TASK DESCRIPTION
Reproduce each line of the listing below without any changes.

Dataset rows

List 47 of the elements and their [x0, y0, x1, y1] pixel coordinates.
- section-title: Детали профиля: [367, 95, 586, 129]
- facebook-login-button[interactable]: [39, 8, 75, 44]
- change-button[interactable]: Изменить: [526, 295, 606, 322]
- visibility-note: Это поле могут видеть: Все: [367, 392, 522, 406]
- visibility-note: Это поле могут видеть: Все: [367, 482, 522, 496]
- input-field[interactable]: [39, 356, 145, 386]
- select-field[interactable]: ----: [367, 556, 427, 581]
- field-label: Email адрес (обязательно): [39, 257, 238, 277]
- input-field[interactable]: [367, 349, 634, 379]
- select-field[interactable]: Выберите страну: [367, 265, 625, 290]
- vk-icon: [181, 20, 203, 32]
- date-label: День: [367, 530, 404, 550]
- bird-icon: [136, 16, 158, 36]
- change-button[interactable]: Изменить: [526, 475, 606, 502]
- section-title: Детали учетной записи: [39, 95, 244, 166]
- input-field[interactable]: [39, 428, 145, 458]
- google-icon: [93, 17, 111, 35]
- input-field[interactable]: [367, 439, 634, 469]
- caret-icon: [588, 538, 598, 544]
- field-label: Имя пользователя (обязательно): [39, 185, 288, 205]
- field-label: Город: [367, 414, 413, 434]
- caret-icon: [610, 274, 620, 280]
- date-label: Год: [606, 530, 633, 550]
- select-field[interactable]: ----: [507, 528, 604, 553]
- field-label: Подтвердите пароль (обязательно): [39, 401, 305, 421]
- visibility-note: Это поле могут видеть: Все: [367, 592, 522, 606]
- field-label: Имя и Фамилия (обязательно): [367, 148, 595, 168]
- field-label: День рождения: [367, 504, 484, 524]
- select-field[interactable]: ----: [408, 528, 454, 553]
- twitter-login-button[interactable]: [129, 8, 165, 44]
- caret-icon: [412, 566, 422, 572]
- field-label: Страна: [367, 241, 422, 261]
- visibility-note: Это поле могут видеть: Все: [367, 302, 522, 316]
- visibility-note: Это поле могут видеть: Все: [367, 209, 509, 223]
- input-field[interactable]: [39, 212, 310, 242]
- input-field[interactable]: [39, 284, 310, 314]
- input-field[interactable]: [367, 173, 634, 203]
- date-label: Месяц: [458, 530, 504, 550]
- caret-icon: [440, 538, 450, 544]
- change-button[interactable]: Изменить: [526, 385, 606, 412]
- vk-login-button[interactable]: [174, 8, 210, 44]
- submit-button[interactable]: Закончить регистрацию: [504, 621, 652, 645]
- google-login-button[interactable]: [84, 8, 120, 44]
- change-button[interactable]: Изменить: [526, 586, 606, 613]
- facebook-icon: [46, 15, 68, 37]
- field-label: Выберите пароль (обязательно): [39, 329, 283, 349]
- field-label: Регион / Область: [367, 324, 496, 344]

COMPLETE ANSWER
List 47 of the elements and their [x0, y0, x1, y1] pixel coordinates.
- section-title: Детали профиля: [367, 95, 586, 129]
- facebook-login-button[interactable]: [39, 8, 75, 44]
- change-button[interactable]: Изменить: [526, 295, 606, 322]
- visibility-note: Это поле могут видеть: Все: [367, 392, 522, 406]
- visibility-note: Это поле могут видеть: Все: [367, 482, 522, 496]
- input-field[interactable]: [39, 356, 145, 386]
- select-field[interactable]: ----: [367, 556, 427, 581]
- field-label: Email адрес (обязательно): [39, 257, 238, 277]
- input-field[interactable]: [367, 349, 634, 379]
- select-field[interactable]: Выберите страну: [367, 265, 625, 290]
- vk-icon: [181, 20, 203, 32]
- date-label: День: [367, 530, 404, 550]
- bird-icon: [136, 16, 158, 36]
- change-button[interactable]: Изменить: [526, 475, 606, 502]
- section-title: Детали учетной записи: [39, 95, 244, 166]
- input-field[interactable]: [39, 428, 145, 458]
- google-icon: [93, 17, 111, 35]
- input-field[interactable]: [367, 439, 634, 469]
- caret-icon: [588, 538, 598, 544]
- field-label: Имя пользователя (обязательно): [39, 185, 288, 205]
- field-label: Город: [367, 414, 413, 434]
- caret-icon: [610, 274, 620, 280]
- date-label: Год: [606, 530, 633, 550]
- select-field[interactable]: ----: [507, 528, 604, 553]
- field-label: Подтвердите пароль (обязательно): [39, 401, 305, 421]
- visibility-note: Это поле могут видеть: Все: [367, 592, 522, 606]
- field-label: Имя и Фамилия (обязательно): [367, 148, 595, 168]
- field-label: День рождения: [367, 504, 484, 524]
- select-field[interactable]: ----: [408, 528, 454, 553]
- twitter-login-button[interactable]: [129, 8, 165, 44]
- caret-icon: [412, 566, 422, 572]
- field-label: Страна: [367, 241, 422, 261]
- visibility-note: Это поле могут видеть: Все: [367, 302, 522, 316]
- visibility-note: Это поле могут видеть: Все: [367, 209, 509, 223]
- input-field[interactable]: [39, 212, 310, 242]
- input-field[interactable]: [39, 284, 310, 314]
- input-field[interactable]: [367, 173, 634, 203]
- date-label: Месяц: [458, 530, 504, 550]
- caret-icon: [440, 538, 450, 544]
- change-button[interactable]: Изменить: [526, 385, 606, 412]
- vk-login-button[interactable]: [174, 8, 210, 44]
- submit-button[interactable]: Закончить регистрацию: [504, 621, 652, 645]
- google-login-button[interactable]: [84, 8, 120, 44]
- change-button[interactable]: Изменить: [526, 586, 606, 613]
- facebook-icon: [46, 15, 68, 37]
- field-label: Выберите пароль (обязательно): [39, 329, 283, 349]
- field-label: Регион / Область: [367, 324, 496, 344]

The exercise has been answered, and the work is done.